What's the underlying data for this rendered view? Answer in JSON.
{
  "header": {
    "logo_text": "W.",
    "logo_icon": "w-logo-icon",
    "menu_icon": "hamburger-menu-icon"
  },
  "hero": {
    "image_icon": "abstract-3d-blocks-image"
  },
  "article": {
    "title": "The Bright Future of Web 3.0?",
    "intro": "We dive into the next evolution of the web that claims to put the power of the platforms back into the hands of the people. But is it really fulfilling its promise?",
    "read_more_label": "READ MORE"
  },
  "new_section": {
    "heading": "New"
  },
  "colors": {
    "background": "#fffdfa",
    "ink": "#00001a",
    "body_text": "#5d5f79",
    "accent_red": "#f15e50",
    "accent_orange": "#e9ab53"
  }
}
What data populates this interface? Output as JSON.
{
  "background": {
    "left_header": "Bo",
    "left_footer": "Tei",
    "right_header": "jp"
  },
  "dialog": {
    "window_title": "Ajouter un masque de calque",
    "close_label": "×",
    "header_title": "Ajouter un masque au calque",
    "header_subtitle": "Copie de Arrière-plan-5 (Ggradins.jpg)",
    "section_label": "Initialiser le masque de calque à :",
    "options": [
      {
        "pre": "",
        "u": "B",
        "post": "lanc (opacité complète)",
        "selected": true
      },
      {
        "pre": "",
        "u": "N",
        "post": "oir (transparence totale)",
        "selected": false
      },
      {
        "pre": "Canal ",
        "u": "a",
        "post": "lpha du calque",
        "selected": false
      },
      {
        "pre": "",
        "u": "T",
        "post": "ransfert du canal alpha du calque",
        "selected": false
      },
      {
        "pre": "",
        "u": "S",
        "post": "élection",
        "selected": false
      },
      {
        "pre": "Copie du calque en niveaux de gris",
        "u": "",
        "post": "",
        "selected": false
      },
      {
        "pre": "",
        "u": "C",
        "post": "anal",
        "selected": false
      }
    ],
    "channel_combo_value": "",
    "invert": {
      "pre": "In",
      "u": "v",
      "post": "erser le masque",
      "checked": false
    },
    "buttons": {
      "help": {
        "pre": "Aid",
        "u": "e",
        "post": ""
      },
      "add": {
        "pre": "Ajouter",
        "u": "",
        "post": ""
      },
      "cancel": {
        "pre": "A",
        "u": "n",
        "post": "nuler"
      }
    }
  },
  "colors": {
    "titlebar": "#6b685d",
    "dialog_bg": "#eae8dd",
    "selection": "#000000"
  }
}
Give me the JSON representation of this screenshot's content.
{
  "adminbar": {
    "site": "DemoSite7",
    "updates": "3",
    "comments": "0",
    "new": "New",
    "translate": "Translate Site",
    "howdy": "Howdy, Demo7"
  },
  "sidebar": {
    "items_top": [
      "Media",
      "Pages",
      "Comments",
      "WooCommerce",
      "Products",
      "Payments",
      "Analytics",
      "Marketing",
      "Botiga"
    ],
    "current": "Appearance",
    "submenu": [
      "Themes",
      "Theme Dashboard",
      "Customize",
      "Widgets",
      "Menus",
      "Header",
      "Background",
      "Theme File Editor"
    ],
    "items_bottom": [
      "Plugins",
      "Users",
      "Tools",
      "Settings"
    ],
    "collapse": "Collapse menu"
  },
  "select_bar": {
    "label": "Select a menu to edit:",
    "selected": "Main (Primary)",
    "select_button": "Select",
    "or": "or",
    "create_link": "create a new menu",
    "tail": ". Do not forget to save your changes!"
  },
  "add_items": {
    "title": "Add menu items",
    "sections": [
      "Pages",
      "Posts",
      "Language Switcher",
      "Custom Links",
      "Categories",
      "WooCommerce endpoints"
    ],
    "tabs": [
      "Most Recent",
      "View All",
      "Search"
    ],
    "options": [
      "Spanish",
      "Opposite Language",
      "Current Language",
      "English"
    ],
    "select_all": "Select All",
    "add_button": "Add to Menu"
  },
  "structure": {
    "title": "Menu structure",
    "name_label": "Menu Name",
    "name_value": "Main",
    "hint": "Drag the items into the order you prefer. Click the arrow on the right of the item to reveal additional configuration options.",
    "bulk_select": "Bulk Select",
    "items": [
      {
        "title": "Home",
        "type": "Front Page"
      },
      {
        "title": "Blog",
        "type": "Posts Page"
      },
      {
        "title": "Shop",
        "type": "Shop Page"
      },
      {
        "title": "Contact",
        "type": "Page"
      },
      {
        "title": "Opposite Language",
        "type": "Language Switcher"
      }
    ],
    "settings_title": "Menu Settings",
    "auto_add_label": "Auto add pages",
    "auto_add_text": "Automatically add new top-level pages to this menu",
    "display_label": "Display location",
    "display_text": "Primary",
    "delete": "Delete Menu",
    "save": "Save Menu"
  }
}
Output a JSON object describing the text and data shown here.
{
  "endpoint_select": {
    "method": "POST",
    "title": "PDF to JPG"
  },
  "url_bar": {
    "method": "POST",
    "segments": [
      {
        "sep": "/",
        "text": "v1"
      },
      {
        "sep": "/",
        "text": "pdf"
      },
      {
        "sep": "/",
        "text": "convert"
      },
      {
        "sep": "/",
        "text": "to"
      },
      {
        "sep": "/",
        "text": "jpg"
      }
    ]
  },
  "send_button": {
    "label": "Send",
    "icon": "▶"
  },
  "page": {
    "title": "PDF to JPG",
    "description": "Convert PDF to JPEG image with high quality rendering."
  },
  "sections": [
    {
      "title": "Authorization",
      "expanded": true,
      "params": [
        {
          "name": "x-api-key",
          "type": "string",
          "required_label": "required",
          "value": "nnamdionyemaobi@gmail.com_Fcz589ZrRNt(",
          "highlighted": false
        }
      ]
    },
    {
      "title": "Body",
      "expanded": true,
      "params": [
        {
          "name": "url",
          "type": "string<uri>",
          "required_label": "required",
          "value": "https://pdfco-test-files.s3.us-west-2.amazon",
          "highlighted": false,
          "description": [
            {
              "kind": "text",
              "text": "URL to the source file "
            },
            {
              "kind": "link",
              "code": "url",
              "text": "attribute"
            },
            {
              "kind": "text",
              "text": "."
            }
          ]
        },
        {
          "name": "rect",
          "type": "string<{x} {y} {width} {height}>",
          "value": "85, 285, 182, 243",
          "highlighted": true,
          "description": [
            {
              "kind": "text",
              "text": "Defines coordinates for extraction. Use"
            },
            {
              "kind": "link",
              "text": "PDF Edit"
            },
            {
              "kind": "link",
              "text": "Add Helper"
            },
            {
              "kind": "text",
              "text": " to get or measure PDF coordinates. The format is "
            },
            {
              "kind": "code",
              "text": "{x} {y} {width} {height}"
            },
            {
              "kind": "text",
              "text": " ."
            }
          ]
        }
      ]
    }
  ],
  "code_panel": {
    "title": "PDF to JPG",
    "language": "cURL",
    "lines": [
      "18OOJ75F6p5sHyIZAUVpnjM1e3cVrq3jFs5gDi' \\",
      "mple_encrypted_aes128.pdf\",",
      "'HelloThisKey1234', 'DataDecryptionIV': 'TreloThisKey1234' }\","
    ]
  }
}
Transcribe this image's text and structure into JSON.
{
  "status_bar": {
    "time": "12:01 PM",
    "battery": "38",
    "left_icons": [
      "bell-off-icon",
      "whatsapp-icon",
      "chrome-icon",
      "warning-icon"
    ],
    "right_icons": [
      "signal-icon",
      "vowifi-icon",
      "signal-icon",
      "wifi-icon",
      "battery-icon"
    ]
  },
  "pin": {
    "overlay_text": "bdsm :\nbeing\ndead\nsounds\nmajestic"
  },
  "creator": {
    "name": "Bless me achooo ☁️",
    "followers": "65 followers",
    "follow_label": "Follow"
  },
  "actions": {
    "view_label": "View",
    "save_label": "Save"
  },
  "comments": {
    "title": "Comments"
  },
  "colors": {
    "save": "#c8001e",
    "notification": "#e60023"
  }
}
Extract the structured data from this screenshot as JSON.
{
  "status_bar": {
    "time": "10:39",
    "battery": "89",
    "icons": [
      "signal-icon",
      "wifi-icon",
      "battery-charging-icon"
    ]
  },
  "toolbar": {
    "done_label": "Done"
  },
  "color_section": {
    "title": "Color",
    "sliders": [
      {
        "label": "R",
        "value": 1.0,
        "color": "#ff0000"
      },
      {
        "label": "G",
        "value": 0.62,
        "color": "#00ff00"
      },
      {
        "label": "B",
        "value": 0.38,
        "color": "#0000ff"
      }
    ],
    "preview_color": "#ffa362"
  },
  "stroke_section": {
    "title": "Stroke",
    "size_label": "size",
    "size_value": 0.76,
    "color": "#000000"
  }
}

───

THE REQUEST:
Report the number of lines containing the string "calque" and add nothing to it.

THE RESPONSE:
6